Uber sent out emails to people who have opened the app within 20 kilometers of Iowa City asking them to contact city councilors and demand the city code be changed to Uber’s liking.

Jennifer Mullin, an Uber Midwest representative, said the current wording of a proposed ordinance — which would require Uber drivers to have city-issued IDs, among other regulations — doesn’t fit with how the company operates.

“The way the regulations are currently written, they’re not ride-sharing regulations; the city’s trying to fit ride-sharing into a taxi regulatory framework, and it’s not appropriate for ride-sharing,” she said.

Mullin said the email was sent out to thousands of “riders,” the company’s term for people who use their service, as a way to rally support.

“We wanted to make sure their voices were heard by the City Council and taken into consideration,” she said.

The email included the names, emails, and phone numbers of every city councilor and the date of the meeting when the final consideration will be discussed, Feb. 9.

Councilor Susan Mims said she had received more than 50 emails from people inquiring about Uber as of Wednesday afternoon.

Mims said, while the wording of the proposed ordinance does not differentiate between traditional taxi companies and ride-sharing platforms on issues like a city-issued ID, a company such as Uber would still be exempt from certain other changes, like needing a unique color scheme for its cars.

“I’m certainly open to having them come,” she said, “We certainly have called them out differently than a traditional taxi cab company on a number of the regulations.”

Mims said she wants to consult with city staff members and find out their rationale for including both traditional taxi companies and web-based companies for city-issued IDs.

“What was their rationale?” she said. “I would want to hear that before I could make a decision on whether they’d have to change it.”

If any changes did come about, and they didn’t radically alter the ordinances, it could still pass on Feb. 9.  If the changes were “materially different,” the process would have to start all over, Mims said.

Mullin said each of the 200-plus cities Uber operates in has a different set of ordinances, but none of them have ordinances like the one the City Council has been discussing.

“We do further background checks,” she said. “We have a higher level of insurance. All the public-safety mechanisms that are built into our platform are already accounted for, so that the regulations as they stand are unacceptable.”

University of Iowa senior Cliff Wallace said he has used Uber in Des Moines, Chicago, Washington, D.C., and Minneapolis.

He said every time he used the app to get a ride, he felt safe, which Mims said was the impetus in the first place for the proposed ordinance changes.

“I’ve always felt much more comfortable in Uber,” he said.

He said he has used Uber for a variety of purposes, including going home from a night out at the bars; and if Uber came here, he’d use it again.

• **PROVIDED MATERIAL**
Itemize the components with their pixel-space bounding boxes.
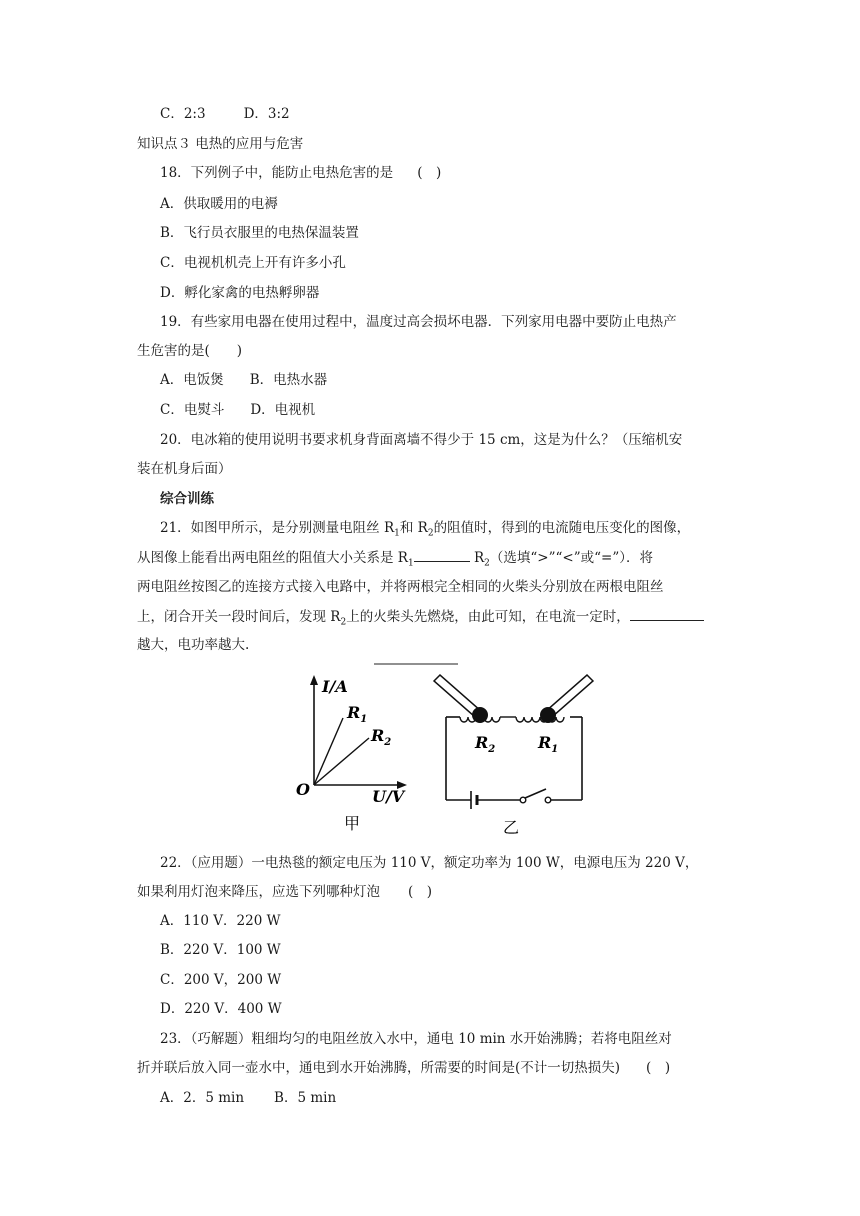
jia-caption: 甲 <box>344 814 361 833</box>
q17-options <box>160 104 290 124</box>
q19-options-cd <box>160 400 315 420</box>
q22-line2-text: 如果利用灯泡来降压，应选下列哪种灯泡 <box>137 884 380 900</box>
q21-line2 <box>137 547 653 574</box>
q23-option-b: B．5 min <box>274 1090 337 1106</box>
q21-line5: 越大，电功率越大. <box>137 637 250 653</box>
yi-r1-label: $R_1$ <box>538 733 559 755</box>
q21-answer-blank-1[interactable] <box>414 547 470 562</box>
q21-line4 <box>137 606 704 633</box>
yi-r2-label: $R_2$ <box>475 733 496 755</box>
q23-options-ab <box>160 1088 336 1108</box>
q21-l2-mid: R <box>469 550 485 566</box>
jia-r1-label: $R_1$ <box>347 703 368 725</box>
yi-r1-coil <box>516 717 564 722</box>
yi-match-head-left <box>472 707 488 723</box>
q19-line2: 生危害的是( ) <box>137 343 243 359</box>
q21-l1-sub1: 1 <box>394 528 400 539</box>
q21-l1-sub2: 2 <box>427 528 434 539</box>
jia-origin-label: O <box>296 780 310 799</box>
q21-line3: 两电阻丝按图乙的连接方式接入电路中，并将两根完全相同的火柴头分别放在两根电阻丝 <box>137 579 664 595</box>
q19-line1: 19．有些家用电器在使用过程中，温度过高会损坏电器．下列家用电器中要防止电热产 <box>160 314 677 330</box>
q23-line2-text: 折并联后放入同一壶水中，通电到水开始沸腾，所需要的时间是(不计一切热损失) <box>137 1060 621 1076</box>
q20-line1: 20．电冰箱的使用说明书要求机身背面离墙不得少于 15 cm，这是为什么？（压缩机安 <box>160 432 683 448</box>
jia-y-arrow <box>310 675 318 685</box>
q23-answer-paren: ( ) <box>646 1060 671 1076</box>
q18-option-c: C．电视机机壳上开有许多小孔 <box>160 255 346 271</box>
q21-l1-mid: 和 R <box>399 520 428 536</box>
q19-option-a: A．电饭煲 <box>160 372 224 388</box>
q21-l4-sub: 2 <box>340 617 347 628</box>
q22-option-d: D．220 V．400 W <box>160 1001 282 1017</box>
yi-switch-contact <box>545 797 551 803</box>
q21-l1-post: 的阻值时，得到的电流随电压变化的图像， <box>433 520 691 536</box>
q17-option-c: C．2:3 <box>160 106 206 122</box>
q21-answer-blank-2[interactable] <box>630 606 704 621</box>
q18-option-a: A．供取暖用的电褥 <box>160 196 278 212</box>
q21-l1-pre: 21．如图甲所示，是分别测量电阻丝 R <box>160 520 395 536</box>
yi-caption: 乙 <box>503 818 520 837</box>
yi-switch-blade <box>525 789 546 798</box>
figure-jia <box>296 675 407 833</box>
q21-l4-post: 上的火柴头先燃烧，由此可知，在电流一定时， <box>346 609 630 625</box>
q19-options-ab <box>160 370 327 390</box>
jia-y-label: I/A <box>322 677 348 696</box>
q19-option-c: C．电熨斗 <box>160 402 225 418</box>
q18-stem <box>160 163 441 183</box>
q18-stem-text: 18．下列例子中，能防止电热危害的是 <box>160 165 394 181</box>
q23-line1: 23．（巧解题）粗细均匀的电阻丝放入水中，通电 10 min 水开始沸腾；若将电阻丝对 <box>160 1031 672 1047</box>
q21-l2-pre: 从图像上能看出两电阻丝的阻值大小关系是 R <box>137 550 408 566</box>
q19-option-d: D．电视机 <box>250 402 316 418</box>
q21-line1 <box>160 518 690 544</box>
yi-match-head-right <box>540 707 556 723</box>
q21-l2-post: （选填“>”“<”或“=”）．将 <box>489 550 654 566</box>
q22-line2 <box>137 882 432 902</box>
q17-option-d: D．3:2 <box>243 106 290 122</box>
q18-answer-paren: ( ) <box>417 165 442 181</box>
q21-figure <box>280 655 610 840</box>
q21-l2-sub2: 2 <box>484 558 490 569</box>
q23-option-a: A．2．5 min <box>160 1090 245 1106</box>
q18-option-d: D．孵化家禽的电热孵卵器 <box>160 285 320 301</box>
section-3-title: 知识点３ 电热的应用与危害 <box>137 136 304 152</box>
q19-option-b: B．电热水器 <box>249 372 328 388</box>
jia-r2-line <box>314 738 369 785</box>
jia-x-label: U/V <box>372 787 405 806</box>
q22-option-c: C．200 V，200 W <box>160 972 282 988</box>
q21-l4-pre: 上，闭合开关一段时间后，发现 R <box>137 609 341 625</box>
q22-option-a: A．110 V．220 W <box>160 913 281 929</box>
q21-l2-sub1: 1 <box>407 558 414 569</box>
jia-r1-line <box>314 718 343 785</box>
q22-option-b: B．220 V．100 W <box>160 942 281 958</box>
q20-line2: 装在机身后面） <box>137 461 232 477</box>
jia-r2-label: $R_2$ <box>371 726 392 748</box>
yi-switch-pivot <box>520 797 526 803</box>
q23-line2 <box>137 1058 670 1078</box>
section-comprehensive-title: 综合训练 <box>160 491 214 507</box>
q18-option-b: B．飞行员衣服里的电热保温装置 <box>160 225 359 241</box>
q22-line1: 22．（应用题）一电热毯的额定电压为 110 V，额定功率为 100 W，电源电压为 220 V， <box>160 855 699 871</box>
figure-yi <box>434 675 593 837</box>
q22-answer-paren: ( ) <box>408 884 433 900</box>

• **STATED PROBLEM**
Name every city where, according to the article about Uber in Iowa City, Cliff Wallace has used Uber. The entries are separate material, apart from the article about Uber in Iowa City.

• **SOLUTION TO THIS PROBLEM**
Des Moines, Chicago, Washington, D.C., and Minneapolis.